** 作業目標 **
河野教通の記事のうち、「永享10年(1438)11月」から「に帰京するまで忠勤を重ねた。」までを両端も含めて書き出し、その際「美濃国」を「尾張国」に置き換えなさい。

** 出典文書 **
'''

河野教通(こうの・のりみち) 1435?〜1500

河野氏惣領家・河野通久の子。幼名は犬正丸。通称は九郎。室町幕府第6代将軍・足利義教より一字を与えられて教通と名乗り、のちには通直と改名。刑部大輔。
永享7年(1435)6月に父・通久が豊後国で大友持直と戦って戦死したのちに生まれたとされることから、生年は同年または永享8年(1436)となる。通久のあとを継いで伊予守護となる。
永享10年(1438)11月より幕府に出仕するため上洛、翌11年(1439)閏1月には関東で激化していた足利持氏の討伐(永享の乱)に出陣するため、美濃国まで下向するよう命じられている。また同年には将軍の命を受けて主に大和国で転戦(大和永享の乱)するなど、12年(1440)に帰京するまで忠勤を重ねた。
河野氏では父・通久の頃より惣領家の地位をめぐって「予州家」と呼ばれる分家との対立が続いていたが、この紛争が嘉吉元年(1441)の嘉吉の乱ののちは細川氏と畠山氏の両管領家による管領職をめぐる政争と連動して結びつき、教通は畠山氏、予州家は細川氏より支援を受けることになる。
しかし享徳4年(1454)に畠山持国が死去したことによって教通は後ろ楯を失い、伊予守護職が細川勝元の手に移ったことをはじめとして、領主としての主導権を予州家の河野通春に握られるなど、伊予国内の紛争においても苦しい展開となった。
しかし勝元は伊予国の直接支配を目論み、寛正年間初期より中国地方の守護大名や伊予国の国人領主らを動かして伊予国の征服に乗り出した。これに反発した予州家は惣領家と歩み寄りを見せ、情勢は河野氏と管領である細川氏の対決という転換をみせることとなる。さらに寛正6年(1465)に周防・長門・豊前・筑前の守護職を兼帯する大内教弘が細川氏に反発して河野氏に加勢したことにより、辛うじて命脈を保った(寛正伊予の乱)。
文正2年(=応仁元年:1467)より始まる応仁の乱において、はじめは大内氏との提携関係から予州家とともに西軍に与していたが、のちに東軍に転じた。西軍に在り続けて在京する予州家に対し、教通は文明元年(1469)5月頃までには帰国して国内での勢力拡充に努め、勝元が没したのちの文明5年(1473)11月には伊予守護に返り咲いている。この頃には予州家を凌ぐ勢力を扶持していたようだが、長年に亘る予州家との対立によって守護大名としての勢力は弱体化していた。
文明18年(1486)までには出家して道治と称し、ついで道基と改める。明応9年(1550)1月20日死去(2月20日とする説もある)。法号は後善応院殿洪山道基大禅定門。

'''

** 提供データ **
'''

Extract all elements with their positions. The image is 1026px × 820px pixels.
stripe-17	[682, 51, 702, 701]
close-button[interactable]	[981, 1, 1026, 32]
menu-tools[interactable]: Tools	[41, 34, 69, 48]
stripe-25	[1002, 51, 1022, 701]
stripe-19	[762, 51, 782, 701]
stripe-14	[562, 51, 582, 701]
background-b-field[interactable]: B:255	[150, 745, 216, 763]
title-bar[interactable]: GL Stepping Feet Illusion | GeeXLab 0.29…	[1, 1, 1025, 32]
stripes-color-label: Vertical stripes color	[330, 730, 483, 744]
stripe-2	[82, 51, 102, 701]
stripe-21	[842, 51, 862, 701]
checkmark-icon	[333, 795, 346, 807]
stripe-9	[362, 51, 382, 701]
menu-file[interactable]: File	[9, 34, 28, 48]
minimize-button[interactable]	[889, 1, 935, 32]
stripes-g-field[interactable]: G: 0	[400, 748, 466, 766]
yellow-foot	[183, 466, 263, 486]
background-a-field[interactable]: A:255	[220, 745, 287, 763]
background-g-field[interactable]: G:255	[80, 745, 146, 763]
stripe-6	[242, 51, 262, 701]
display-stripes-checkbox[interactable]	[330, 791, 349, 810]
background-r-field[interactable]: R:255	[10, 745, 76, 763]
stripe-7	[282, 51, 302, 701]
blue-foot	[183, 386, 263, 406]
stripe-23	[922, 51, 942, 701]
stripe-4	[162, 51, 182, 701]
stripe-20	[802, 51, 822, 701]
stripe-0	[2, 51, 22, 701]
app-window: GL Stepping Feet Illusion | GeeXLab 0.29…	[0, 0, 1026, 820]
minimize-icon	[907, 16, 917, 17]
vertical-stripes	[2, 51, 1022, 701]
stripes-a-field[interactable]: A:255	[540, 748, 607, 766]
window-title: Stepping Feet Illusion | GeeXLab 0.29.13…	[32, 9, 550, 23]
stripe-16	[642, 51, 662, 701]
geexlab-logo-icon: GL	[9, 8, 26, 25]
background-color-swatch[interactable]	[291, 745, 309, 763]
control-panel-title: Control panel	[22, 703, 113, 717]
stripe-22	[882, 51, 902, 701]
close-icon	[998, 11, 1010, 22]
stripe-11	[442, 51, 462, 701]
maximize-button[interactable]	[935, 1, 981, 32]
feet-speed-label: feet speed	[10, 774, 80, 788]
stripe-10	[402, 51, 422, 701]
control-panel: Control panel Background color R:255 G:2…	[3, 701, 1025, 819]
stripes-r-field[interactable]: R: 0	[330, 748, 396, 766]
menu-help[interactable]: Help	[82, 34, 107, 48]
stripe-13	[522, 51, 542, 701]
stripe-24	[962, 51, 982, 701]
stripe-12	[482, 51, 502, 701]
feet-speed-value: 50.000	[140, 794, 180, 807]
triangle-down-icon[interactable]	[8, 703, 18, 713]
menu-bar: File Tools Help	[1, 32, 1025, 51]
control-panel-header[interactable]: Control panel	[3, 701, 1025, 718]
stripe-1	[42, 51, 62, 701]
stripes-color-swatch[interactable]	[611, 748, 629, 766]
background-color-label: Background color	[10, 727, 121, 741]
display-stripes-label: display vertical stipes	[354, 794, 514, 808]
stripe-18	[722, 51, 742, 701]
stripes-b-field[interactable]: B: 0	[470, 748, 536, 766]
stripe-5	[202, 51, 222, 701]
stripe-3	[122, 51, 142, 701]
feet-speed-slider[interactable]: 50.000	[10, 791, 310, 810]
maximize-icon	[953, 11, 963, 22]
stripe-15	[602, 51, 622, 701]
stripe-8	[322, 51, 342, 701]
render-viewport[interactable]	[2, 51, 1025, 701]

'''

** 解答例 **
永享10年(1438)11月より幕府に出仕するため上洛、翌11年(1439)閏1月には関東で激化していた足利持氏の討伐(永享の乱)に出陣するため、尾張国まで下向するよう命じられている。また同年には将軍の命を受けて主に大和国で転戦(大和永享の乱)するなど、12年(1440)に帰京するまで忠勤を重ねた。